#### [ROWS]
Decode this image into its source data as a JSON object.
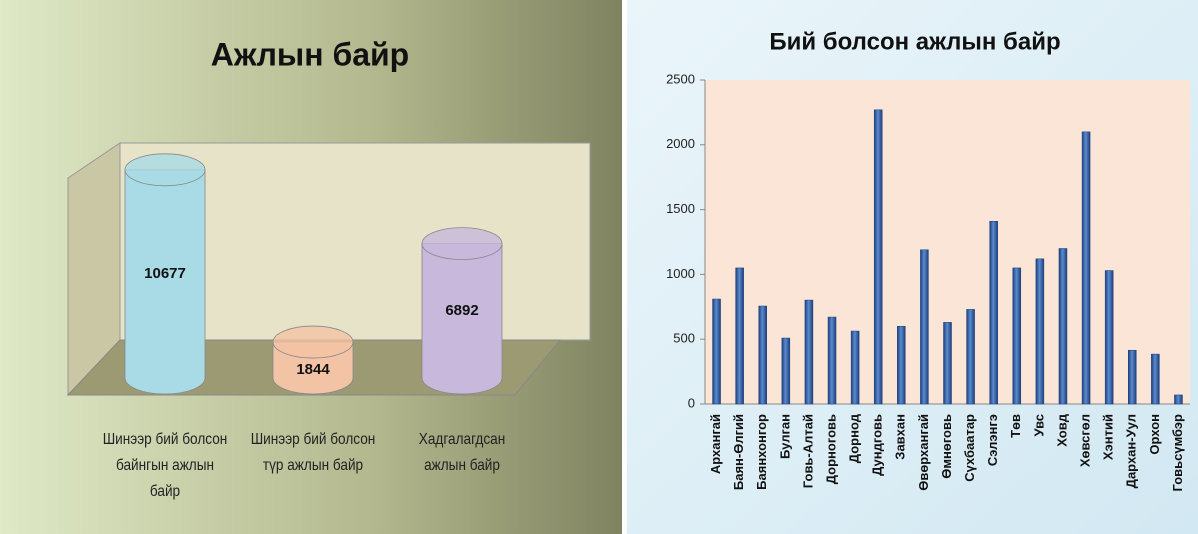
{
  "chart_data": [
    {
      "type": "cylinder",
      "title": "Ажлын байр",
      "categories": [
        "Шинээр бий болсон байнгын ажлын байр",
        "Шинээр бий болсон түр ажлын байр",
        "Хадгалагдсан ажлын байр"
      ],
      "values": [
        10677,
        1844,
        6892
      ],
      "colors": [
        "#a9dbe6",
        "#f2c3a4",
        "#c7b8dc"
      ]
    },
    {
      "type": "bar",
      "title": "Бий болсон ажлын байр",
      "categories": [
        "Архангай",
        "Баян-Өлгий",
        "Баянхонгор",
        "Булган",
        "Говь-Алтай",
        "Дорноговь",
        "Дорнод",
        "Дундговь",
        "Завхан",
        "Өвөрхангай",
        "Өмнөговь",
        "Сүхбаатар",
        "Сэлэнгэ",
        "Төв",
        "Увс",
        "Ховд",
        "Хөвсгөл",
        "Хэнтий",
        "Дархан-Уул",
        "Орхон",
        "Говьсүмбэр"
      ],
      "values": [
        810,
        1050,
        756,
        509,
        802,
        671,
        563,
        2270,
        600,
        1190,
        630,
        730,
        1410,
        1050,
        1120,
        1200,
        2100,
        1030,
        415,
        385,
        70
      ],
      "color": "#2f5da3",
      "ylim": [
        0,
        2500
      ],
      "yticks": [
        0,
        500,
        1000,
        1500,
        2000,
        2500
      ]
    }
  ]
}
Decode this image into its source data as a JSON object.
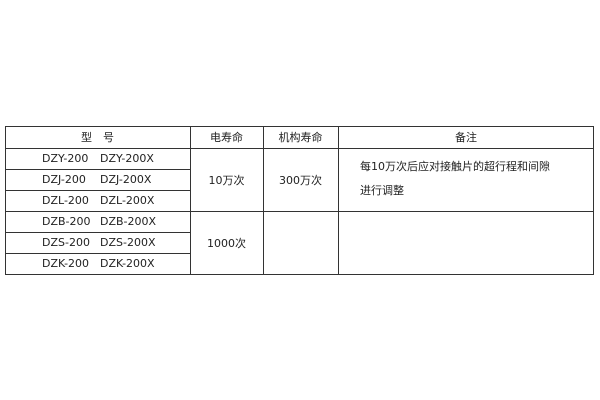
{
  "headers": {
    "model": "型　号",
    "electrical_life": "电寿命",
    "mechanical_life": "机构寿命",
    "remarks": "备注"
  },
  "rows": [
    {
      "model": "DZY-200",
      "model_x": "DZY-200X"
    },
    {
      "model": "DZJ-200",
      "model_x": "DZJ-200X"
    },
    {
      "model": "DZL-200",
      "model_x": "DZL-200X"
    },
    {
      "model": "DZB-200",
      "model_x": "DZB-200X"
    },
    {
      "model": "DZS-200",
      "model_x": "DZS-200X"
    },
    {
      "model": "DZK-200",
      "model_x": "DZK-200X"
    }
  ],
  "groups": [
    {
      "electrical_life": "10万次",
      "mechanical_life": "300万次",
      "remarks_line1": "每10万次后应对接触片的超行程和间隙",
      "remarks_line2": "进行调整"
    },
    {
      "electrical_life": "1000次",
      "mechanical_life": "",
      "remarks_line1": "",
      "remarks_line2": ""
    }
  ]
}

#### [DIRECTION]
Set down every entry word for word, but omit the pictures.

#### [COMPLETE OUTPUT]
Decode this image into its source data as a JSON object.
{
  "chart_data": [
    {
      "type": "cylinder",
      "title": "Ажлын байр",
      "categories": [
        "Шинээр бий болсон байнгын ажлын байр",
        "Шинээр бий болсон түр ажлын байр",
        "Хадгалагдсан ажлын байр"
      ],
      "values": [
        10677,
        1844,
        6892
      ],
      "colors": [
        "#a9dbe6",
        "#f2c3a4",
        "#c7b8dc"
      ]
    },
    {
      "type": "bar",
      "title": "Бий болсон ажлын байр",
      "categories": [
        "Архангай",
        "Баян-Өлгий",
        "Баянхонгор",
        "Булган",
        "Говь-Алтай",
        "Дорноговь",
        "Дорнод",
        "Дундговь",
        "Завхан",
        "Өвөрхангай",
        "Өмнөговь",
        "Сүхбаатар",
        "Сэлэнгэ",
        "Төв",
        "Увс",
        "Ховд",
        "Хөвсгөл",
        "Хэнтий",
        "Дархан-Уул",
        "Орхон",
        "Говьсүмбэр"
      ],
      "values": [
        810,
        1050,
        756,
        509,
        802,
        671,
        563,
        2270,
        600,
        1190,
        630,
        730,
        1410,
        1050,
        1120,
        1200,
        2100,
        1030,
        415,
        385,
        70
      ],
      "color": "#2f5da3",
      "ylim": [
        0,
        2500
      ],
      "yticks": [
        0,
        500,
        1000,
        1500,
        2000,
        2500
      ]
    }
  ]
}
Decode this image into its source data as a JSON object.
{
  "headers": {
    "model": "型　号",
    "electrical_life": "电寿命",
    "mechanical_life": "机构寿命",
    "remarks": "备注"
  },
  "rows": [
    {
      "model": "DZY-200",
      "model_x": "DZY-200X"
    },
    {
      "model": "DZJ-200",
      "model_x": "DZJ-200X"
    },
    {
      "model": "DZL-200",
      "model_x": "DZL-200X"
    },
    {
      "model": "DZB-200",
      "model_x": "DZB-200X"
    },
    {
      "model": "DZS-200",
      "model_x": "DZS-200X"
    },
    {
      "model": "DZK-200",
      "model_x": "DZK-200X"
    }
  ],
  "groups": [
    {
      "electrical_life": "10万次",
      "mechanical_life": "300万次",
      "remarks_line1": "每10万次后应对接触片的超行程和间隙",
      "remarks_line2": "进行调整"
    },
    {
      "electrical_life": "1000次",
      "mechanical_life": "",
      "remarks_line1": "",
      "remarks_line2": ""
    }
  ]
}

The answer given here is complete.